OBJECTIVE 1 >>
Copy the rows exactly as they appear, from the first row up to and including the row that contains "393, 158, 408]".

Marine Aerial Refueler Transport Squadron 234 (VMGR-234) is a reserve United States Marine Corps KC-130J squadron.  They are a part of Marine Aircraft Group 41 (MAG-41), 4th Marine Aircraft Wing (4th MAW) and provide both fixed-wing and rotary-wing aerial refueling capabilities to support Marine Forces Reserve air operations in addition to assault air transport of personnel, equipment, and supplies. The squadron, known as the "Rangers" is stationed at Naval Air Station Joint Reserve Base Fort Worth, Texas.

History

World War II

Marine Scout Bomber Squadron 234 (VMSB-234) was activated at Marine Corps Air Station Ewa on May 1, 1942.  The squadron departed for Espiritu Santo in December 1942 and began their first combat tour as part of the Cactus Air Force on Guadalcanal on January 28, 1943.  Their second stint on Guadalcanal began on April 15, 1943.  During this time they did patrol duties in the Fiji Islands and also provided close air support in New Georgia.  They moved to Munda and began operating from there in October 1943 concentrating their attacks in the vicinity of Bougainville.  In November 1943 the squadron had moved to Efate and from there they returned to the United States.

They relocated to Marine Corps Air Station Miramar, California in November 1943 and were redesignated Marine Torpedo Bombing Squadron 234 (VMTB-234) on October 14, 1944.  Their name was again changed this time to VMTB(CVS)-234 after which they deployed as part of Marine Carrier Group 3 on board the .  They were paired with VMF-513 during their deployment but never saw combat as the war ended.  The squadron returned to California in November 1945 and was deactivated at Marine Corps Air Station El Toro on March 20, 1946.

Late 1940s through the 1960s
In January 1946, VMTB-234 was reassigned to Marine Aircraft Group 46 of the 4th Marine Aircraft Wing at MCAS El Toro, California.  The squadron was deactivated on March 20, 1946.  On July 1, 1947, the unit was reactivated as VMF-234, at Naval Air Station San Diego, California, and later moved to NAS Twin Cities in Minneapolis.  During the Korean War, many of squadron's personnel were recalled to active duty and assigned to other squadrons, leaving VMF-234 as a paper squadron in Minneapolis.

RECORDED DATA >>
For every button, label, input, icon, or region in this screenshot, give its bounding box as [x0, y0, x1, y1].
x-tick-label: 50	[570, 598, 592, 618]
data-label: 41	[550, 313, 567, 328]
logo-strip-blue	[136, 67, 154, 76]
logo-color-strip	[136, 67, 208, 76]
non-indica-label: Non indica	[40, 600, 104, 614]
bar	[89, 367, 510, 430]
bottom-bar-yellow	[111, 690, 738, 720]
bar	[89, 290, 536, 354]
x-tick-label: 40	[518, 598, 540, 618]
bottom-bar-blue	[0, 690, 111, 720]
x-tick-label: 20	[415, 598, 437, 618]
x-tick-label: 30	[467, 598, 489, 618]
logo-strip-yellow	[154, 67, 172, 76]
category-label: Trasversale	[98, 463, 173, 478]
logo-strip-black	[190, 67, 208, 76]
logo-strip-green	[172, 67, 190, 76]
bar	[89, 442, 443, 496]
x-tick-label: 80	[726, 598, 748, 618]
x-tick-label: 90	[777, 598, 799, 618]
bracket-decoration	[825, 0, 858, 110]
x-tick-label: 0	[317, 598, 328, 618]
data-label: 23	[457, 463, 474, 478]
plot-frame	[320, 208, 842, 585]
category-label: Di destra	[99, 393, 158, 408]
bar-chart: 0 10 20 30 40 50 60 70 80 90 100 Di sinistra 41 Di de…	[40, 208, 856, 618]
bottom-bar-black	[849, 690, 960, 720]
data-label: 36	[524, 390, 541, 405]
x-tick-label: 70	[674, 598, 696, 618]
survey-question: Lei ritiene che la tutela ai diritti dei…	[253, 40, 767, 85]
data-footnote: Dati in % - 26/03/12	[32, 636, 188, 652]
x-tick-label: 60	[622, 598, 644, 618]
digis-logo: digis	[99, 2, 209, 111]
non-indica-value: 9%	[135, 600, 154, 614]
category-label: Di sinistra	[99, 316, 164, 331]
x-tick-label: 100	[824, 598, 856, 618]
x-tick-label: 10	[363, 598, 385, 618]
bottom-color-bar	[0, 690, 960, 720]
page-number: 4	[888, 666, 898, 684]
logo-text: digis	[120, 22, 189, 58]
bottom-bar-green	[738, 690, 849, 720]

OBJECTIVE 2 >>
According to the squadron history, where is VMGR-234 stationed?

COMPLETE RESPONSE 1 >>
For every button, label, input, icon, or region in this screenshot, give its bounding box as [x0, y0, x1, y1].
x-tick-label: 50	[570, 598, 592, 618]
data-label: 41	[550, 313, 567, 328]
logo-strip-blue	[136, 67, 154, 76]
logo-color-strip	[136, 67, 208, 76]
non-indica-label: Non indica	[40, 600, 104, 614]
bar	[89, 367, 510, 430]
bottom-bar-yellow	[111, 690, 738, 720]
bar	[89, 290, 536, 354]
x-tick-label: 40	[518, 598, 540, 618]
bottom-bar-blue	[0, 690, 111, 720]
x-tick-label: 20	[415, 598, 437, 618]
x-tick-label: 30	[467, 598, 489, 618]
logo-strip-yellow	[154, 67, 172, 76]
category-label: Trasversale	[98, 463, 173, 478]
logo-strip-black	[190, 67, 208, 76]
logo-strip-green	[172, 67, 190, 76]
bar	[89, 442, 443, 496]
x-tick-label: 80	[726, 598, 748, 618]
x-tick-label: 90	[777, 598, 799, 618]
bracket-decoration	[825, 0, 858, 110]
x-tick-label: 0	[317, 598, 328, 618]
data-label: 23	[457, 463, 474, 478]
plot-frame	[320, 208, 842, 585]
category-label: Di destra	[99, 393, 158, 408]

COMPLETE RESPONSE 2 >>
Naval Air Station Joint Reserve Base Fort Worth, Texas